[Dataset items]

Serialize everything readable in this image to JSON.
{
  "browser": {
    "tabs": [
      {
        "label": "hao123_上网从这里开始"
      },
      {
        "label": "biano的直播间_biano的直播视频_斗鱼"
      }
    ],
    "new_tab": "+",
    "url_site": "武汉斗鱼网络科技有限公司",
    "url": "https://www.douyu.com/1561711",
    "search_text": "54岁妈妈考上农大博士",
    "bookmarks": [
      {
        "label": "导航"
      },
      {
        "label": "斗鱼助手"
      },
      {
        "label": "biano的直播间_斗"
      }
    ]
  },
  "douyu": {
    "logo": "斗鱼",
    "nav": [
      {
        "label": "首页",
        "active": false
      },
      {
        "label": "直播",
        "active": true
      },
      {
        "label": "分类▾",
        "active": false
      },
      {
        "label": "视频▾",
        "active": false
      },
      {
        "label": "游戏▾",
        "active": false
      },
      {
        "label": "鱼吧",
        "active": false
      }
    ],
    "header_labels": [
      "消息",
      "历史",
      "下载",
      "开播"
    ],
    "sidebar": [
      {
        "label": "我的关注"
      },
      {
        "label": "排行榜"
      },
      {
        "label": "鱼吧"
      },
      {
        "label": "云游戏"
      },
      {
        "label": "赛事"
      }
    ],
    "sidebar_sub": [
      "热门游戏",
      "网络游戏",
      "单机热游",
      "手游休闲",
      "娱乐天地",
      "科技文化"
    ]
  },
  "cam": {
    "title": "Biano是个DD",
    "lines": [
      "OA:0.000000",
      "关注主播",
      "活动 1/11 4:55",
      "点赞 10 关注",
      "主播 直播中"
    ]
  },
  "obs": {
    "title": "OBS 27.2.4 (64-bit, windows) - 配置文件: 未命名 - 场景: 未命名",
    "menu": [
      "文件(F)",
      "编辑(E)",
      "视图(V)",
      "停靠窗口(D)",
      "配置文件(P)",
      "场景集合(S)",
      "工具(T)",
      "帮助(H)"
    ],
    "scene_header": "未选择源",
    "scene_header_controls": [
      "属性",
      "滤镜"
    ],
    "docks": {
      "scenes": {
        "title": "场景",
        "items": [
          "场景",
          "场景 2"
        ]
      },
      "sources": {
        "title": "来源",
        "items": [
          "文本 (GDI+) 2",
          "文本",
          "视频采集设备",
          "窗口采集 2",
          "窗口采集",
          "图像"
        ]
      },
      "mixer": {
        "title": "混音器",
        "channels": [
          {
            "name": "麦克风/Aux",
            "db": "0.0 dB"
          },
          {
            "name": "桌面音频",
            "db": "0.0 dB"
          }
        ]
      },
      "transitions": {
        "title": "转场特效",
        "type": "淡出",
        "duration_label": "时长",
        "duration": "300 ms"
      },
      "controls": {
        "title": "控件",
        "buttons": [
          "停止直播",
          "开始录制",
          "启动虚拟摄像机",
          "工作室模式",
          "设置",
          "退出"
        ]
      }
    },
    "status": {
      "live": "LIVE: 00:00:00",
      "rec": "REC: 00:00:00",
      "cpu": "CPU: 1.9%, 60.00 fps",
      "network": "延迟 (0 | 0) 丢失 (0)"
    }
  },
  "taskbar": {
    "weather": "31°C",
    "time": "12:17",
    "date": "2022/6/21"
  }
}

[Task to carry out] Write out the entries above word for word.

[Full solution]
Serialize everything readable in this image to JSON.
{
  "browser": {
    "tabs": [
      {
        "label": "hao123_上网从这里开始"
      },
      {
        "label": "biano的直播间_biano的直播视频_斗鱼"
      }
    ],
    "new_tab": "+",
    "url_site": "武汉斗鱼网络科技有限公司",
    "url": "https://www.douyu.com/1561711",
    "search_text": "54岁妈妈考上农大博士",
    "bookmarks": [
      {
        "label": "导航"
      },
      {
        "label": "斗鱼助手"
      },
      {
        "label": "biano的直播间_斗"
      }
    ]
  },
  "douyu": {
    "logo": "斗鱼",
    "nav": [
      {
        "label": "首页",
        "active": false
      },
      {
        "label": "直播",
        "active": true
      },
      {
        "label": "分类▾",
        "active": false
      },
      {
        "label": "视频▾",
        "active": false
      },
      {
        "label": "游戏▾",
        "active": false
      },
      {
        "label": "鱼吧",
        "active": false
      }
    ],
    "header_labels": [
      "消息",
      "历史",
      "下载",
      "开播"
    ],
    "sidebar": [
      {
        "label": "我的关注"
      },
      {
        "label": "排行榜"
      },
      {
        "label": "鱼吧"
      },
      {
        "label": "云游戏"
      },
      {
        "label": "赛事"
      }
    ],
    "sidebar_sub": [
      "热门游戏",
      "网络游戏",
      "单机热游",
      "手游休闲",
      "娱乐天地",
      "科技文化"
    ]
  },
  "cam": {
    "title": "Biano是个DD",
    "lines": [
      "OA:0.000000",
      "关注主播",
      "活动 1/11 4:55",
      "点赞 10 关注",
      "主播 直播中"
    ]
  },
  "obs": {
    "title": "OBS 27.2.4 (64-bit, windows) - 配置文件: 未命名 - 场景: 未命名",
    "menu": [
      "文件(F)",
      "编辑(E)",
      "视图(V)",
      "停靠窗口(D)",
      "配置文件(P)",
      "场景集合(S)",
      "工具(T)",
      "帮助(H)"
    ],
    "scene_header": "未选择源",
    "scene_header_controls": [
      "属性",
      "滤镜"
    ],
    "docks": {
      "scenes": {
        "title": "场景",
        "items": [
          "场景",
          "场景 2"
        ]
      },
      "sources": {
        "title": "来源",
        "items": [
          "文本 (GDI+) 2",
          "文本",
          "视频采集设备",
          "窗口采集 2",
          "窗口采集",
          "图像"
        ]
      },
      "mixer": {
        "title": "混音器",
        "channels": [
          {
            "name": "麦克风/Aux",
            "db": "0.0 dB"
          },
          {
            "name": "桌面音频",
            "db": "0.0 dB"
          }
        ]
      },
      "transitions": {
        "title": "转场特效",
        "type": "淡出",
        "duration_label": "时长",
        "duration": "300 ms"
      },
      "controls": {
        "title": "控件",
        "buttons": [
          "停止直播",
          "开始录制",
          "启动虚拟摄像机",
          "工作室模式",
          "设置",
          "退出"
        ]
      }
    },
    "status": {
      "live": "LIVE: 00:00:00",
      "rec": "REC: 00:00:00",
      "cpu": "CPU: 1.9%, 60.00 fps",
      "network": "延迟 (0 | 0) 丢失 (0)"
    }
  },
  "taskbar": {
    "weather": "31°C",
    "time": "12:17",
    "date": "2022/6/21"
  }
}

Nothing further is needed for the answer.